GIVEN TASK -> Reproduce all of the data below without alteration; exclude every picture.

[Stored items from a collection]
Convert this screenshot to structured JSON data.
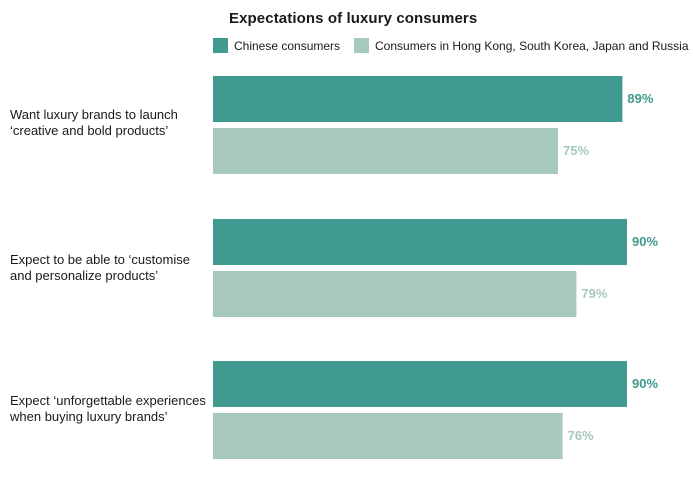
{
  "chart_data": {
    "type": "bar",
    "orientation": "horizontal",
    "title": "Expectations of luxury consumers",
    "categories": [
      [
        "Want luxury brands to launch",
        "‘creative and bold products’"
      ],
      [
        "Expect to be able to ‘customise",
        "and personalize products’"
      ],
      [
        "Expect ‘unforgettable experiences",
        "when buying luxury brands’"
      ]
    ],
    "series": [
      {
        "name": "Chinese consumers",
        "values": [
          89,
          90,
          90
        ],
        "labels": [
          "89%",
          "90%",
          "90%"
        ],
        "color": "#419a8f"
      },
      {
        "name": "Consumers in Hong Kong, South Korea, Japan and Russia",
        "values": [
          75,
          79,
          76
        ],
        "labels": [
          "75%",
          "79%",
          "76%"
        ],
        "color": "#a6c8be"
      }
    ],
    "xlim": [
      0,
      100
    ],
    "grid": false,
    "legend_position": "top"
  }
}
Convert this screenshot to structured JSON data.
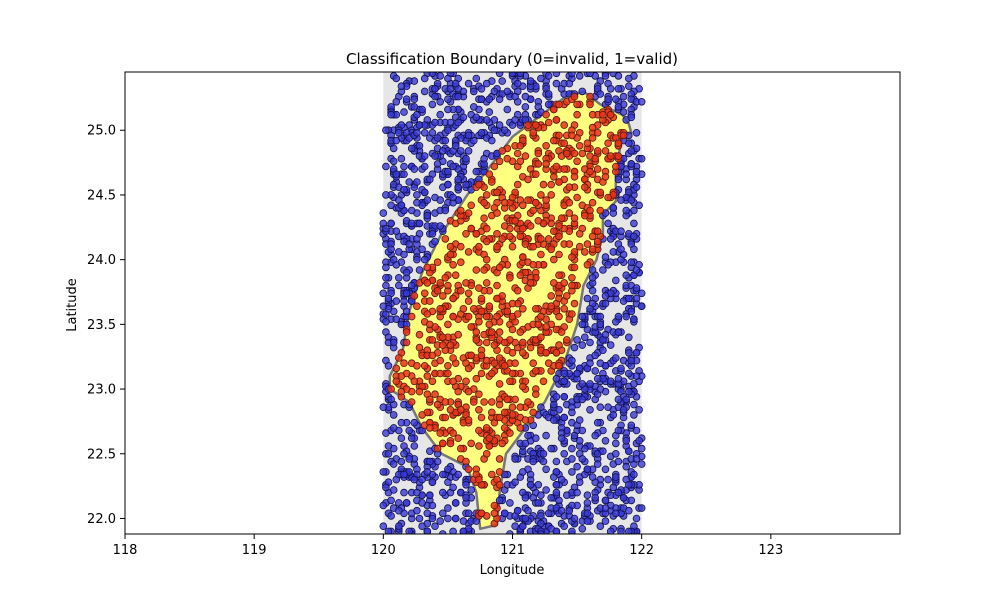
{
  "chart_data": {
    "type": "scatter",
    "title": "Classification Boundary (0=invalid, 1=valid)",
    "xlabel": "Longitude",
    "ylabel": "Latitude",
    "xlim": [
      118,
      124
    ],
    "ylim": [
      21.88,
      25.45
    ],
    "x_ticks": [
      "118",
      "119",
      "120",
      "121",
      "122",
      "123"
    ],
    "y_ticks": [
      "22.0",
      "22.5",
      "23.0",
      "23.5",
      "24.0",
      "24.5",
      "25.0"
    ],
    "x_tick_values": [
      118,
      119,
      120,
      121,
      122,
      123
    ],
    "y_tick_values": [
      22.0,
      22.5,
      23.0,
      23.5,
      24.0,
      24.5,
      25.0
    ],
    "grid": false,
    "legend": "none",
    "sample_region": {
      "lon": [
        120.0,
        122.0
      ],
      "lat": [
        21.88,
        25.45
      ]
    },
    "decision_regions": [
      {
        "label": "0",
        "color": "#e6e6e6"
      },
      {
        "label": "1",
        "color": "#ffff80"
      }
    ],
    "valid_region_boundary": [
      [
        121.55,
        25.3
      ],
      [
        121.68,
        25.2
      ],
      [
        121.85,
        25.12
      ],
      [
        121.9,
        25.05
      ],
      [
        121.92,
        24.98
      ],
      [
        121.85,
        24.95
      ],
      [
        121.83,
        24.85
      ],
      [
        121.8,
        24.6
      ],
      [
        121.8,
        24.45
      ],
      [
        121.7,
        24.35
      ],
      [
        121.7,
        24.2
      ],
      [
        121.65,
        24.0
      ],
      [
        121.55,
        23.8
      ],
      [
        121.5,
        23.5
      ],
      [
        121.4,
        23.2
      ],
      [
        121.25,
        22.9
      ],
      [
        121.1,
        22.7
      ],
      [
        120.95,
        22.5
      ],
      [
        120.9,
        22.2
      ],
      [
        120.88,
        21.95
      ],
      [
        120.75,
        21.92
      ],
      [
        120.72,
        22.2
      ],
      [
        120.65,
        22.4
      ],
      [
        120.45,
        22.5
      ],
      [
        120.3,
        22.7
      ],
      [
        120.2,
        22.9
      ],
      [
        120.05,
        23.0
      ],
      [
        120.05,
        23.1
      ],
      [
        120.15,
        23.3
      ],
      [
        120.2,
        23.6
      ],
      [
        120.3,
        23.9
      ],
      [
        120.45,
        24.2
      ],
      [
        120.65,
        24.5
      ],
      [
        120.85,
        24.75
      ],
      [
        121.0,
        24.95
      ],
      [
        121.2,
        25.1
      ],
      [
        121.4,
        25.25
      ]
    ],
    "series": [
      {
        "label": "0",
        "color": "#3a3ad6",
        "count": 1400
      },
      {
        "label": "1",
        "color": "#e8341a",
        "count": 900
      }
    ]
  }
}
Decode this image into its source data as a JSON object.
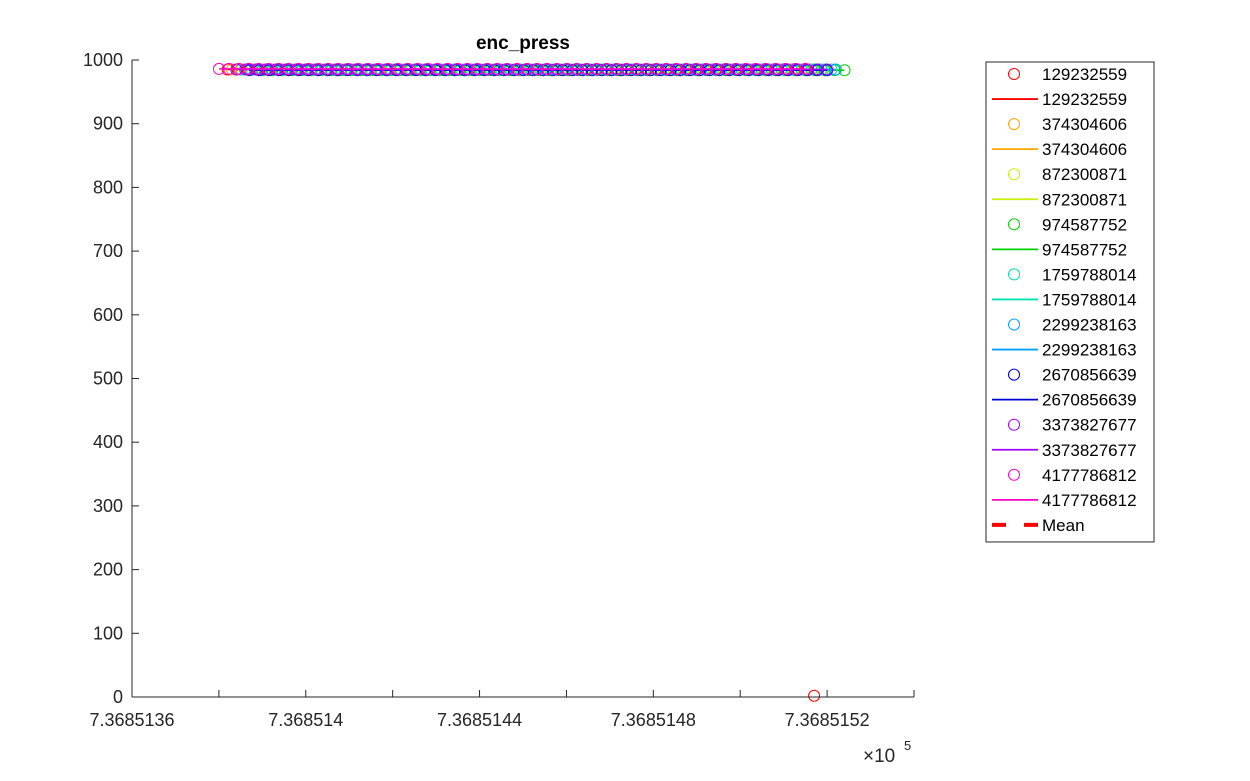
{
  "chart_data": {
    "type": "scatter",
    "title": "enc_press",
    "xlabel": "",
    "ylabel": "",
    "x_scale_factor_label": "×10",
    "x_scale_factor_exponent": "5",
    "xlim": [
      7.3685136,
      7.3685154
    ],
    "ylim": [
      0,
      1000
    ],
    "x_tick_values": [
      7.3685136,
      7.3685138,
      7.368514,
      7.3685142,
      7.3685144,
      7.3685146,
      7.3685148,
      7.368515,
      7.3685152,
      7.3685154
    ],
    "x_tick_labels": [
      "7.3685136",
      "",
      "7.368514",
      "",
      "7.3685144",
      "",
      "7.3685148",
      "",
      "7.3685152",
      ""
    ],
    "y_ticks": [
      0,
      100,
      200,
      300,
      400,
      500,
      600,
      700,
      800,
      900,
      1000
    ],
    "y_tick_labels": [
      "0",
      "100",
      "200",
      "300",
      "400",
      "500",
      "600",
      "700",
      "800",
      "900",
      "1000"
    ],
    "grid": false,
    "legend_position": "outside-right",
    "series": [
      {
        "name": "129232559",
        "color": "#ff0000",
        "mean": 985,
        "x_range": [
          7.36851382,
          7.36851518
        ],
        "y": 985,
        "outliers": [
          {
            "x": 7.36851517,
            "y": 2
          }
        ]
      },
      {
        "name": "374304606",
        "color": "#ffa500",
        "mean": 985,
        "x_range": [
          7.36851383,
          7.36851517
        ],
        "y": 985
      },
      {
        "name": "872300871",
        "color": "#c8f000",
        "mean": 985,
        "x_range": [
          7.36851384,
          7.36851519
        ],
        "y": 985
      },
      {
        "name": "974587752",
        "color": "#00d000",
        "mean": 984,
        "x_range": [
          7.3685139,
          7.36851524
        ],
        "y": 984
      },
      {
        "name": "1759788014",
        "color": "#00e0b0",
        "mean": 985,
        "x_range": [
          7.36851385,
          7.36851521
        ],
        "y": 985
      },
      {
        "name": "2299238163",
        "color": "#00a0ff",
        "mean": 985,
        "x_range": [
          7.36851386,
          7.36851522
        ],
        "y": 985
      },
      {
        "name": "2670856639",
        "color": "#0000d0",
        "mean": 984,
        "x_range": [
          7.36851387,
          7.3685152
        ],
        "y": 984
      },
      {
        "name": "3373827677",
        "color": "#a000ff",
        "mean": 985,
        "x_range": [
          7.36851384,
          7.3685152
        ],
        "y": 985
      },
      {
        "name": "4177786812",
        "color": "#ff00c8",
        "mean": 986,
        "x_range": [
          7.3685138,
          7.36851515
        ],
        "y": 986
      }
    ],
    "mean_legend_label": "Mean",
    "mean_color": "#ff0000"
  }
}
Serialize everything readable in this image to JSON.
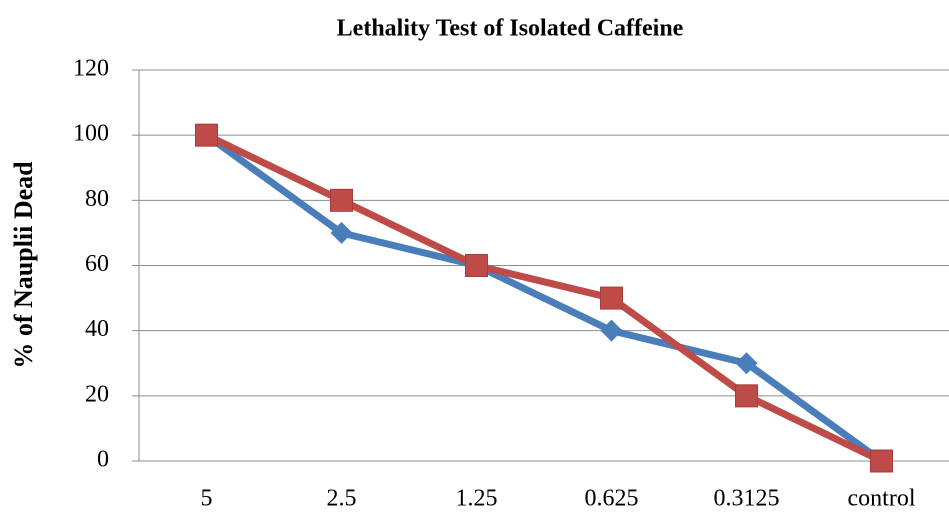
{
  "chart_data": {
    "type": "line",
    "title": "Lethality Test of Isolated Caffeine",
    "y_label": "% of Nauplii Dead",
    "categories": [
      "5",
      "2.5",
      "1.25",
      "0.625",
      "0.3125",
      "control"
    ],
    "series": [
      {
        "color": "#4a7ebb",
        "marker": "diamond",
        "values": [
          100,
          70,
          60,
          40,
          30,
          0
        ]
      },
      {
        "color": "#be4b48",
        "marker": "square",
        "values": [
          100,
          80,
          60,
          50,
          20,
          0
        ]
      }
    ],
    "ylim": [
      0,
      120
    ],
    "yticks": [
      0,
      20,
      40,
      60,
      80,
      100,
      120
    ],
    "grid": true
  }
}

FINISHED ANSWER ->
Convert this screenshot to structured JSON data.
{
  "chart_data": {
    "type": "bar",
    "orientation": "horizontal",
    "title": "Expectations of luxury consumers",
    "categories": [
      [
        "Want luxury brands to launch",
        "‘creative and bold products’"
      ],
      [
        "Expect to be able to ‘customise",
        "and personalize products’"
      ],
      [
        "Expect ‘unforgettable experiences",
        "when buying luxury brands’"
      ]
    ],
    "series": [
      {
        "name": "Chinese consumers",
        "values": [
          89,
          90,
          90
        ],
        "labels": [
          "89%",
          "90%",
          "90%"
        ],
        "color": "#419a8f"
      },
      {
        "name": "Consumers in Hong Kong, South Korea, Japan and Russia",
        "values": [
          75,
          79,
          76
        ],
        "labels": [
          "75%",
          "79%",
          "76%"
        ],
        "color": "#a6c8be"
      }
    ],
    "xlim": [
      0,
      100
    ],
    "grid": false,
    "legend_position": "top"
  }
}
Convert this screenshot to structured JSON data.
{
  "chart_data": {
    "type": "scatter",
    "title": "Classification Boundary (0=invalid, 1=valid)",
    "xlabel": "Longitude",
    "ylabel": "Latitude",
    "xlim": [
      118,
      124
    ],
    "ylim": [
      21.88,
      25.45
    ],
    "x_ticks": [
      "118",
      "119",
      "120",
      "121",
      "122",
      "123"
    ],
    "y_ticks": [
      "22.0",
      "22.5",
      "23.0",
      "23.5",
      "24.0",
      "24.5",
      "25.0"
    ],
    "x_tick_values": [
      118,
      119,
      120,
      121,
      122,
      123
    ],
    "y_tick_values": [
      22.0,
      22.5,
      23.0,
      23.5,
      24.0,
      24.5,
      25.0
    ],
    "grid": false,
    "legend": "none",
    "sample_region": {
      "lon": [
        120.0,
        122.0
      ],
      "lat": [
        21.88,
        25.45
      ]
    },
    "decision_regions": [
      {
        "label": "0",
        "color": "#e6e6e6"
      },
      {
        "label": "1",
        "color": "#ffff80"
      }
    ],
    "valid_region_boundary": [
      [
        121.55,
        25.3
      ],
      [
        121.68,
        25.2
      ],
      [
        121.85,
        25.12
      ],
      [
        121.9,
        25.05
      ],
      [
        121.92,
        24.98
      ],
      [
        121.85,
        24.95
      ],
      [
        121.83,
        24.85
      ],
      [
        121.8,
        24.6
      ],
      [
        121.8,
        24.45
      ],
      [
        121.7,
        24.35
      ],
      [
        121.7,
        24.2
      ],
      [
        121.65,
        24.0
      ],
      [
        121.55,
        23.8
      ],
      [
        121.5,
        23.5
      ],
      [
        121.4,
        23.2
      ],
      [
        121.25,
        22.9
      ],
      [
        121.1,
        22.7
      ],
      [
        120.95,
        22.5
      ],
      [
        120.9,
        22.2
      ],
      [
        120.88,
        21.95
      ],
      [
        120.75,
        21.92
      ],
      [
        120.72,
        22.2
      ],
      [
        120.65,
        22.4
      ],
      [
        120.45,
        22.5
      ],
      [
        120.3,
        22.7
      ],
      [
        120.2,
        22.9
      ],
      [
        120.05,
        23.0
      ],
      [
        120.05,
        23.1
      ],
      [
        120.15,
        23.3
      ],
      [
        120.2,
        23.6
      ],
      [
        120.3,
        23.9
      ],
      [
        120.45,
        24.2
      ],
      [
        120.65,
        24.5
      ],
      [
        120.85,
        24.75
      ],
      [
        121.0,
        24.95
      ],
      [
        121.2,
        25.1
      ],
      [
        121.4,
        25.25
      ]
    ],
    "series": [
      {
        "label": "0",
        "color": "#3a3ad6",
        "count": 1400
      },
      {
        "label": "1",
        "color": "#e8341a",
        "count": 900
      }
    ]
  }
}
Decode this image into its source data as a JSON object.
{
  "chart_data": {
    "type": "scatter",
    "title": "enc_press",
    "xlabel": "",
    "ylabel": "",
    "x_scale_factor_label": "×10",
    "x_scale_factor_exponent": "5",
    "xlim": [
      7.3685136,
      7.3685154
    ],
    "ylim": [
      0,
      1000
    ],
    "x_tick_values": [
      7.3685136,
      7.3685138,
      7.368514,
      7.3685142,
      7.3685144,
      7.3685146,
      7.3685148,
      7.368515,
      7.3685152,
      7.3685154
    ],
    "x_tick_labels": [
      "7.3685136",
      "",
      "7.368514",
      "",
      "7.3685144",
      "",
      "7.3685148",
      "",
      "7.3685152",
      ""
    ],
    "y_ticks": [
      0,
      100,
      200,
      300,
      400,
      500,
      600,
      700,
      800,
      900,
      1000
    ],
    "y_tick_labels": [
      "0",
      "100",
      "200",
      "300",
      "400",
      "500",
      "600",
      "700",
      "800",
      "900",
      "1000"
    ],
    "grid": false,
    "legend_position": "outside-right",
    "series": [
      {
        "name": "129232559",
        "color": "#ff0000",
        "mean": 985,
        "x_range": [
          7.36851382,
          7.36851518
        ],
        "y": 985,
        "outliers": [
          {
            "x": 7.36851517,
            "y": 2
          }
        ]
      },
      {
        "name": "374304606",
        "color": "#ffa500",
        "mean": 985,
        "x_range": [
          7.36851383,
          7.36851517
        ],
        "y": 985
      },
      {
        "name": "872300871",
        "color": "#c8f000",
        "mean": 985,
        "x_range": [
          7.36851384,
          7.36851519
        ],
        "y": 985
      },
      {
        "name": "974587752",
        "color": "#00d000",
        "mean": 984,
        "x_range": [
          7.3685139,
          7.36851524
        ],
        "y": 984
      },
      {
        "name": "1759788014",
        "color": "#00e0b0",
        "mean": 985,
        "x_range": [
          7.36851385,
          7.36851521
        ],
        "y": 985
      },
      {
        "name": "2299238163",
        "color": "#00a0ff",
        "mean": 985,
        "x_range": [
          7.36851386,
          7.36851522
        ],
        "y": 985
      },
      {
        "name": "2670856639",
        "color": "#0000d0",
        "mean": 984,
        "x_range": [
          7.36851387,
          7.3685152
        ],
        "y": 984
      },
      {
        "name": "3373827677",
        "color": "#a000ff",
        "mean": 985,
        "x_range": [
          7.36851384,
          7.3685152
        ],
        "y": 985
      },
      {
        "name": "4177786812",
        "color": "#ff00c8",
        "mean": 986,
        "x_range": [
          7.3685138,
          7.36851515
        ],
        "y": 986
      }
    ],
    "mean_legend_label": "Mean",
    "mean_color": "#ff0000"
  }
}
Serialize everything readable in this image to JSON.
{
  "chart_data": {
    "type": "line",
    "title": "Lethality Test of Isolated Caffeine",
    "y_label": "% of Nauplii Dead",
    "categories": [
      "5",
      "2.5",
      "1.25",
      "0.625",
      "0.3125",
      "control"
    ],
    "series": [
      {
        "color": "#4a7ebb",
        "marker": "diamond",
        "values": [
          100,
          70,
          60,
          40,
          30,
          0
        ]
      },
      {
        "color": "#be4b48",
        "marker": "square",
        "values": [
          100,
          80,
          60,
          50,
          20,
          0
        ]
      }
    ],
    "ylim": [
      0,
      120
    ],
    "yticks": [
      0,
      20,
      40,
      60,
      80,
      100,
      120
    ],
    "grid": true
  }
}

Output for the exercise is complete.